Problem to solve. Would you quote the material below in full and unchanged?
── Extracted entries
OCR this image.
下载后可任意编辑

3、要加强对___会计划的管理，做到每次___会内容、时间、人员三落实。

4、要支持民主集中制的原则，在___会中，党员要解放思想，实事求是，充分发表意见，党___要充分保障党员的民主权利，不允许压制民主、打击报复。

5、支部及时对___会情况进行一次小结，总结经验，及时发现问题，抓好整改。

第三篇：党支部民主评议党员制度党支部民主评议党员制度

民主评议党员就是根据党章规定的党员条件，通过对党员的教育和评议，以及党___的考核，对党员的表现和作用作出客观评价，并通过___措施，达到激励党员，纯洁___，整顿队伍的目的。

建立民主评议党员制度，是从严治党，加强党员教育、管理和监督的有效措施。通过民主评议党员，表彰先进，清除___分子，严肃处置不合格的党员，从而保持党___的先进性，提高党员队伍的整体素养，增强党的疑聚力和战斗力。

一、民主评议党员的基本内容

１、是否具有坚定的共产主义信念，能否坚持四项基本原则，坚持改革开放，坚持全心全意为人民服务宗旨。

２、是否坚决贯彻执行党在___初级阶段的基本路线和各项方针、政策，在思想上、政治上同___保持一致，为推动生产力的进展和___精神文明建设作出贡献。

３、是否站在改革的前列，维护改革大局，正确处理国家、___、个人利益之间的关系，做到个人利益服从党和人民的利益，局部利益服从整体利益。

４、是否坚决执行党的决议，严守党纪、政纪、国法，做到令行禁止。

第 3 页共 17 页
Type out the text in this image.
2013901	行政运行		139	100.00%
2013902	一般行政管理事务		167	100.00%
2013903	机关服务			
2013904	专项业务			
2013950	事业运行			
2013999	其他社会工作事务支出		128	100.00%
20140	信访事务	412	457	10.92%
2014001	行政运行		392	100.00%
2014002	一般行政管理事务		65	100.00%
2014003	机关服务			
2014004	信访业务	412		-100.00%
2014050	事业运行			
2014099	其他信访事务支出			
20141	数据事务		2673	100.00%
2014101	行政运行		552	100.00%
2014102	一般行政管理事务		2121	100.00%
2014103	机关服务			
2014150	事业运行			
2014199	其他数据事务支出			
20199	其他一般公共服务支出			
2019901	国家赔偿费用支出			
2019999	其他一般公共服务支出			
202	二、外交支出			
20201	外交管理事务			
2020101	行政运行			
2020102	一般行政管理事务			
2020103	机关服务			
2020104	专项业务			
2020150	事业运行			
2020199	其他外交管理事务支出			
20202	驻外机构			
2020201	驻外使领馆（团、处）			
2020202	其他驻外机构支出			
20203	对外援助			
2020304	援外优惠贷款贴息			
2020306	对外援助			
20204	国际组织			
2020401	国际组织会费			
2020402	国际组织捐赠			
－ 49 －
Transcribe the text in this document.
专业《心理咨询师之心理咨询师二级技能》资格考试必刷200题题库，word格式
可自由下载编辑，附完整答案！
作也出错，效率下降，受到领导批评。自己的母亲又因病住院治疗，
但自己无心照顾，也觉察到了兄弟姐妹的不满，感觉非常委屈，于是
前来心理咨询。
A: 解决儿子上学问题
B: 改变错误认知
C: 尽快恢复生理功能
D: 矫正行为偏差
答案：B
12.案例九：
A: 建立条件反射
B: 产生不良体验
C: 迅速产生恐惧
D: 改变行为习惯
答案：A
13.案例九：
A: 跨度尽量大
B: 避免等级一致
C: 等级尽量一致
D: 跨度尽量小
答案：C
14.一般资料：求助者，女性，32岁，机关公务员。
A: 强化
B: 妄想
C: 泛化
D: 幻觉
────
Result.
OCR this image.
下载后可任意编辑

3、要加强对___会计划的管理，做到每次___会内容、时间、人员三落实。

4、要支持民主集中制的原则，在___会中，党员要解放思想，实事求是，充分发表意见，党___要充分保障党员的民主权利，不允许压制民主、打击报复。

5、支部及时对___会情况进行一次小结，总结经验，及时发现问题，抓好整改。

第三篇：党支部民主评议党员制度党支部民主评议党员制度

民主评议党员就是根据党章规定的党员条件，通过对党员的教育和评议，以及党___的考核，对党员的表现和作用作出客观评价，并通过___措施，达到激励党员，纯洁___，整顿队伍的目的。

建立民主评议党员制度，是从严治党，加强党员教育、管理和监督的有效措施。通过民主评议党员，表彰先进，清除___分子，严肃处置不合格的党员，从而保持党___的先进性，提高党员队伍的整体素养，增强党的疑聚力和战斗力。

一、民主评议党员的基本内容

１、是否具有坚定的共产主义信念，能否坚持四项基本原则，坚持改革开放，坚持全心全意为人民服务宗旨。

２、是否坚决贯彻执行党在___初级阶段的基本路线和各项方针、政策，在思想上、政治上同___保持一致，为推动生产力的进展和___精神文明建设作出贡献。

３、是否站在改革的前列，维护改革大局，正确处理国家、___、个人利益之间的关系，做到个人利益服从党和人民的利益，局部利益服从整体利益。

４、是否坚决执行党的决议，严守党纪、政纪、国法，做到令行禁止。

第 3 页共 17 页
Type out the text in this image.
2013901	行政运行		139	100.00%
2013902	一般行政管理事务		167	100.00%
2013903	机关服务			
2013904	专项业务			
2013950	事业运行			
2013999	其他社会工作事务支出		128	100.00%
20140	信访事务	412	457	10.92%
2014001	行政运行		392	100.00%
2014002	一般行政管理事务		65	100.00%
2014003	机关服务			
2014004	信访业务	412		-100.00%
2014050	事业运行			
2014099	其他信访事务支出			
20141	数据事务		2673	100.00%
2014101	行政运行		552	100.00%
2014102	一般行政管理事务		2121	100.00%
2014103	机关服务			
2014150	事业运行			
2014199	其他数据事务支出			
20199	其他一般公共服务支出			
2019901	国家赔偿费用支出			
2019999	其他一般公共服务支出			
202	二、外交支出			
20201	外交管理事务			
2020101	行政运行			
2020102	一般行政管理事务			
2020103	机关服务			
2020104	专项业务			
2020150	事业运行			
2020199	其他外交管理事务支出			
20202	驻外机构			
2020201	驻外使领馆（团、处）			
2020202	其他驻外机构支出			
20203	对外援助			
2020304	援外优惠贷款贴息			
2020306	对外援助			
20204	国际组织			
2020401	国际组织会费			
2020402	国际组织捐赠			
－ 49 －
Transcribe the text in this document.
专业《心理咨询师之心理咨询师二级技能》资格考试必刷200题题库，word格式
可自由下载编辑，附完整答案！
作也出错，效率下降，受到领导批评。自己的母亲又因病住院治疗，
但自己无心照顾，也觉察到了兄弟姐妹的不满，感觉非常委屈，于是
前来心理咨询。
A: 解决儿子上学问题
B: 改变错误认知
C: 尽快恢复生理功能
D: 矫正行为偏差
答案：B
12.案例九：
A: 建立条件反射
B: 产生不良体验
C: 迅速产生恐惧
D: 改变行为习惯
答案：A
13.案例九：
A: 跨度尽量大
B: 避免等级一致
C: 等级尽量一致
D: 跨度尽量小
答案：C
14.一般资料：求助者，女性，32岁，机关公务员。
A: 强化
B: 妄想
C: 泛化
D: 幻觉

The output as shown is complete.